>> start THE DATA

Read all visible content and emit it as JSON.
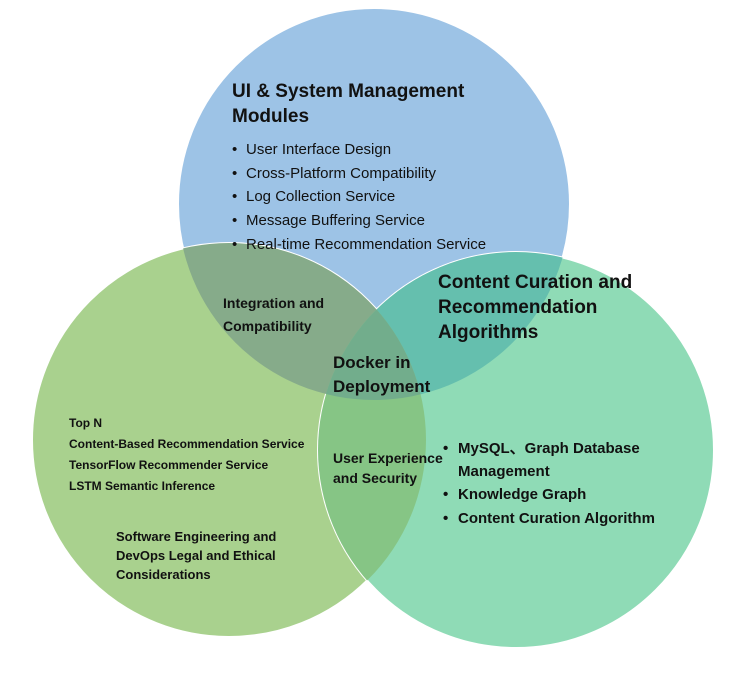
{
  "colors": {
    "top_circle": "#9dc3e6",
    "left_circle": "#a9d18e",
    "right_circle": "#8fdbb6",
    "circle_stroke": "#ffffff"
  },
  "top_circle": {
    "title_lines": [
      "UI & System Management",
      "Modules"
    ],
    "items": [
      "User Interface Design",
      "Cross-Platform Compatibility",
      "Log Collection Service",
      "Message Buffering Service",
      "Real-time Recommendation Service"
    ]
  },
  "right_circle": {
    "title_lines": [
      "Content Curation and",
      "Recommendation",
      "Algorithms"
    ],
    "items": [
      [
        "MySQL、Graph Database",
        "Management"
      ],
      [
        "Knowledge Graph"
      ],
      [
        "Content Curation Algorithm"
      ]
    ]
  },
  "left_circle": {
    "items": [
      "Top N",
      "Content-Based Recommendation Service",
      "TensorFlow Recommender Service",
      "LSTM Semantic Inference"
    ],
    "footer_lines": [
      "Software Engineering and",
      "DevOps Legal and Ethical",
      "Considerations"
    ]
  },
  "overlaps": {
    "top_left": [
      "Integration and",
      "Compatibility"
    ],
    "left_right": [
      "User Experience",
      "and Security"
    ],
    "center": [
      "Docker in",
      "Deployment"
    ]
  },
  "bullet_char": "•"
}
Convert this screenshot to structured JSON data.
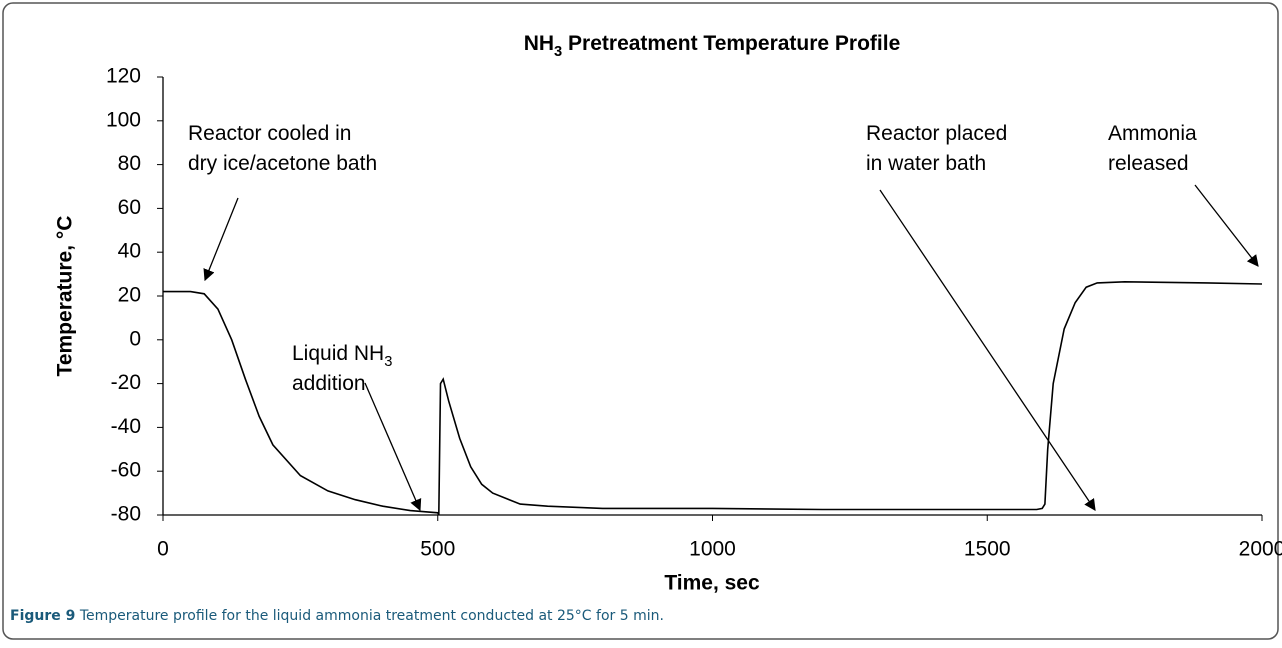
{
  "chart_data": {
    "type": "line",
    "title": [
      "NH",
      "3",
      " Pretreatment Temperature Profile"
    ],
    "xlabel": "Time, sec",
    "ylabel": "Temperature, °C",
    "x": [
      0,
      50,
      75,
      100,
      125,
      150,
      175,
      200,
      250,
      300,
      350,
      400,
      450,
      500,
      502,
      505,
      510,
      520,
      540,
      560,
      580,
      600,
      650,
      700,
      800,
      1000,
      1200,
      1400,
      1590,
      1600,
      1605,
      1610,
      1620,
      1640,
      1660,
      1680,
      1700,
      1750,
      1900,
      2000
    ],
    "values": [
      22,
      22,
      21,
      14,
      0,
      -18,
      -35,
      -48,
      -62,
      -69,
      -73,
      -76,
      -78,
      -79,
      -80,
      -20,
      -18,
      -28,
      -45,
      -58,
      -66,
      -70,
      -75,
      -76,
      -77,
      -77,
      -77.5,
      -77.5,
      -77.5,
      -77,
      -75,
      -50,
      -20,
      5,
      17,
      24,
      26,
      26.5,
      26,
      25.5
    ],
    "color": "#000000",
    "xlim": [
      0,
      2000
    ],
    "xticks": [
      0,
      500,
      1000,
      1500,
      2000
    ],
    "ylim": [
      -80,
      120
    ],
    "yticks": [
      -80,
      -60,
      -40,
      -20,
      0,
      20,
      40,
      60,
      80,
      100,
      120
    ],
    "grid": false,
    "annotations": [
      {
        "lines": [
          [
            "Reactor cooled in"
          ],
          [
            "dry ice/acetone bath"
          ]
        ]
      },
      {
        "lines": [
          [
            "Liquid NH",
            "3"
          ],
          [
            "addition"
          ]
        ]
      },
      {
        "lines": [
          [
            "Reactor placed"
          ],
          [
            "in water bath"
          ]
        ]
      },
      {
        "lines": [
          [
            "Ammonia"
          ],
          [
            "released"
          ]
        ]
      }
    ]
  },
  "caption": {
    "label": "Figure 9",
    "text": "Temperature profile for the liquid ammonia treatment conducted at 25°C for 5 min."
  }
}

>> end THE DATA

**GIVEN PROBLEM**
Return each line where "Recommendation" shows up.

**EXERCISE ANSWER**
      "Real-time Recommendation Service"
      "Recommendation",
      "Content-Based Recommendation Service",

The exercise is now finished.